═════ Selected extract ═════

Citing inflation and other headwinds, hospice providers and industry organizations are urging the U.S. Centers for Medicare & Medicaid Services (CMS) to reconsider the proposed 2.8% base rate increase for 2024.
This is the first of a series of Hospice News articles that will cover the industry’s response to the proposed rule. CMS published the proposal in March, which also contained a slough of data, requests for information and measures to enhance program integrity and health equity.
Providers say that the proposed increase is simply not enough to offset the financial obstacles they must overcome to sustain their services. In public comments on the proposal, the National Hospice and Palliative Care Organization (NHPCO) called for a one-time retroactive increase of 3.7% in addition to the proposed 2.8% — a total 6.5% increase.
The senior care advocacy group LeadingAge voiced similar concerns and called on CMS to institute a similar retroactive 3.8% hike.
“NHPCO heard from hospice providers throughout the country with concerns about the 2.8% hospice payment update, which is failing to keep pace with the rising costs hospice providers have experienced in recent years,” NHPCO COO and interim CEO Ben Marcantonio wrote in a letter to CMS. “The Consumer Price Index for All Urban Consumers (CPI-U) increased 4.9% year-over-year in April 2023. Hospice providers have also reported significant wage increases required to address competition for health care workers.”

═════

**Exercise instructions**:
• a. In the hospice payment article, what total increase did NHPCO ask CMS to provide?
• b. Pick up the hospice payment article right after its final sentence and keep writing.

═════ Stored data ═════

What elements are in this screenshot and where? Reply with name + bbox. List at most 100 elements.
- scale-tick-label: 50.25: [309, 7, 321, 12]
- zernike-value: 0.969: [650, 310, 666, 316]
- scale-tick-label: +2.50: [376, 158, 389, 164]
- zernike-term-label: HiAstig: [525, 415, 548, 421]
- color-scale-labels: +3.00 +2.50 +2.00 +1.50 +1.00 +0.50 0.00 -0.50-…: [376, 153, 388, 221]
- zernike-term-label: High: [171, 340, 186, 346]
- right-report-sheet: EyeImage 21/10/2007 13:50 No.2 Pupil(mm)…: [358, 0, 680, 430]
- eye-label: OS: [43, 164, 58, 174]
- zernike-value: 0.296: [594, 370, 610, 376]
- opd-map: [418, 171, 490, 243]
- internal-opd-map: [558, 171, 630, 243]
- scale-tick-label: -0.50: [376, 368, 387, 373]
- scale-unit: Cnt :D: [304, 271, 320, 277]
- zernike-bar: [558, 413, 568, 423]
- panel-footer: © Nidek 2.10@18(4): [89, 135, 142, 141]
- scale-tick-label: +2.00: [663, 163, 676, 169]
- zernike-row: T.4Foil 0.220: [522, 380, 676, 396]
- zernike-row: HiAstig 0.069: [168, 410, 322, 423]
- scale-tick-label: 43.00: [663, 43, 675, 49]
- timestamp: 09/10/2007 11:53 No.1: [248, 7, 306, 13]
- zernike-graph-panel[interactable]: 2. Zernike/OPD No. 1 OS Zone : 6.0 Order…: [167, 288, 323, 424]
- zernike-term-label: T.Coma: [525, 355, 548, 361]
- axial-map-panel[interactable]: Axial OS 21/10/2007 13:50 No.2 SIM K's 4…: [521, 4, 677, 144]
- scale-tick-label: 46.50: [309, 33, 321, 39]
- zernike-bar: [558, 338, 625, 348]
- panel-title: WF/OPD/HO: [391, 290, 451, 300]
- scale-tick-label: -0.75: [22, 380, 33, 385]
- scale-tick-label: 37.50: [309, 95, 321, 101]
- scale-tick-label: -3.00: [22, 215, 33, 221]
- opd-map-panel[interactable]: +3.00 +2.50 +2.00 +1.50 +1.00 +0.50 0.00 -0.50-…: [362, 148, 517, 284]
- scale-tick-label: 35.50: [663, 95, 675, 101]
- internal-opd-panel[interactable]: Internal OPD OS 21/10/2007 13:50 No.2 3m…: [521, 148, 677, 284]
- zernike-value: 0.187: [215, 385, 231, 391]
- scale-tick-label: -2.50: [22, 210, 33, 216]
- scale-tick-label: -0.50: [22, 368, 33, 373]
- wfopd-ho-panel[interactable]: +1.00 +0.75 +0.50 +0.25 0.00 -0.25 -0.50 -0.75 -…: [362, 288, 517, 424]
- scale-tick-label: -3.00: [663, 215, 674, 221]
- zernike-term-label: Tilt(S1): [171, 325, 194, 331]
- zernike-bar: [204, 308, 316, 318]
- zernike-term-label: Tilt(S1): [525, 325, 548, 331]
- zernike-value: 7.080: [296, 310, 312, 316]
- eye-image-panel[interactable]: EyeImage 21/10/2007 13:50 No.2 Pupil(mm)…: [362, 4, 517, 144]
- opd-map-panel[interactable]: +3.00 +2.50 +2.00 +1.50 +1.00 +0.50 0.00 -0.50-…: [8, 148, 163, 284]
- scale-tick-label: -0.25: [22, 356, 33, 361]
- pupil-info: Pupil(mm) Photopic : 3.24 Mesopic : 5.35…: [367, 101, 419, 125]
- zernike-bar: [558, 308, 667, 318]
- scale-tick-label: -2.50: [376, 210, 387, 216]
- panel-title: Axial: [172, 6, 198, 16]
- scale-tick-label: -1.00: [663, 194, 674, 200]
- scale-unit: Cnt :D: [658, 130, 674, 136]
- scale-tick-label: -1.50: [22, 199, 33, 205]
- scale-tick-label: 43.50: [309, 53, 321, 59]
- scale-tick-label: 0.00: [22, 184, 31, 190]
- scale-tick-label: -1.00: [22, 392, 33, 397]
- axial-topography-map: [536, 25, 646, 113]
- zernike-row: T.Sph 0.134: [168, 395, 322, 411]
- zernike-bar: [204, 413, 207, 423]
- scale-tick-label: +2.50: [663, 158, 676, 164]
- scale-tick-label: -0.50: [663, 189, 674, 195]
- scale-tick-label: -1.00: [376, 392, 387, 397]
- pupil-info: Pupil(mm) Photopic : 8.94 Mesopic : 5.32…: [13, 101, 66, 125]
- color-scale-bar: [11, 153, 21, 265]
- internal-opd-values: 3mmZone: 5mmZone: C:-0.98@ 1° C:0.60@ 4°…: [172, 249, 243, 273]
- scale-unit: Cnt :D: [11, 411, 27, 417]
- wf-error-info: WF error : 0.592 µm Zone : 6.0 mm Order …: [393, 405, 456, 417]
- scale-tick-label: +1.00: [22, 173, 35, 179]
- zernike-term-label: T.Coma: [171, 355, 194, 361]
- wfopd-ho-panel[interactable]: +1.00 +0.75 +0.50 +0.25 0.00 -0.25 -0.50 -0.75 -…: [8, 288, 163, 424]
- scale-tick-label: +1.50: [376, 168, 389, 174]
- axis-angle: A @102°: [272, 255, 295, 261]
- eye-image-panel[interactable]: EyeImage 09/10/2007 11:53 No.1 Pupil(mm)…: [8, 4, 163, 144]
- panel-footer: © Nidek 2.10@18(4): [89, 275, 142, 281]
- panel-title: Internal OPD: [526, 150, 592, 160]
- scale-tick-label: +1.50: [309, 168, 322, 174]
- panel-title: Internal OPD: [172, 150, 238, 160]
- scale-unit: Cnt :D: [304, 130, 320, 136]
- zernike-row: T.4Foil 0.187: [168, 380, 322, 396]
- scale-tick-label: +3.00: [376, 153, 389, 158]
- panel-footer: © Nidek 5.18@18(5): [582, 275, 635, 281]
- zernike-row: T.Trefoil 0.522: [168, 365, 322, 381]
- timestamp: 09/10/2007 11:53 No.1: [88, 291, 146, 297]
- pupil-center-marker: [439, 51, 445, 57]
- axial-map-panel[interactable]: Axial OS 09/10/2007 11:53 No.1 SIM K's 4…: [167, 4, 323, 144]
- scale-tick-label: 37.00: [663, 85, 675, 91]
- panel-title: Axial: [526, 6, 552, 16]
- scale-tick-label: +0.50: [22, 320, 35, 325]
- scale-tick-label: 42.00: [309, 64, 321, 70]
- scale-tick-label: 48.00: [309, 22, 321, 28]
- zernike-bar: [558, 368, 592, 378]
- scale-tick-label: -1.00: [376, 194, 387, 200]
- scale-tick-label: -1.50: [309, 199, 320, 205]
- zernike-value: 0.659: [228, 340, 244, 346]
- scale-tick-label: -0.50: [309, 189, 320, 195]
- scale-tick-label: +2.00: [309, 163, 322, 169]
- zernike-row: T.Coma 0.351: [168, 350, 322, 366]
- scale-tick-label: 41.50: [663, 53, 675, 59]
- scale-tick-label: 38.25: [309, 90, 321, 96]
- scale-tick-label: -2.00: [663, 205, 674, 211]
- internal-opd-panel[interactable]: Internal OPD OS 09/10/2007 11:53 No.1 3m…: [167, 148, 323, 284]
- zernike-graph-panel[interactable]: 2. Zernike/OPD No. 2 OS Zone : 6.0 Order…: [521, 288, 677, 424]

═════

**Your responses**:
• a. A total increase of 6.5%: a one-time retroactive 3.7% on top of the proposed 2.8%.

• b.
The proposed 2.8% raise includes a market-basket percentage increase of 3% and a 0.2 percentage point productivity adjustment. If made final, it would represent an estimated $720 million boost to hospice payments compared to Fiscal Year 2023, according to CMS.
If the agency were to proceed as the industry organizations recommend, the retroactive pay raise would combine the the FY 2021 and FY 2022 market baskets. NHPCO stated that this one-time retrospective adjustment will ensure that Medicare payments more accurately reflect the cost of providing hospice care.
The proposal as written creates financial risk for hospice providers, NHPCO and LeadingAge contend.
This partly stems from the per diem payment structure, with which hospices must cover the total cost of care. NHPCO also pointed to rising costs associated with recruitment and retention and increased supply and fuel costs.
In addition to the labor costs and inflation, LeadingAge cited costs associated with the end of the COVID-19 public health emergency, according to a letter to CMS from Katy Barnett, the organization’s director for home care and hospice operations and policy.
“With the Public Health Emergency (PHE) coming to an end this month, hospice providers took on renewed burdens while still working to support patients, families, and staff impacted by COVID-19. The resources and flexibilities from the government over the past three years have been immensely helpful,” Barnett wrote. “However, the ongoing expenses for personal protective equipment (PPE), which will still be required to meet guidance from the Centers for Disease Control and Prevention as part of infection control processes, as well as increased costs for gas, and other increased expenses will remain in hospices’ budgets.”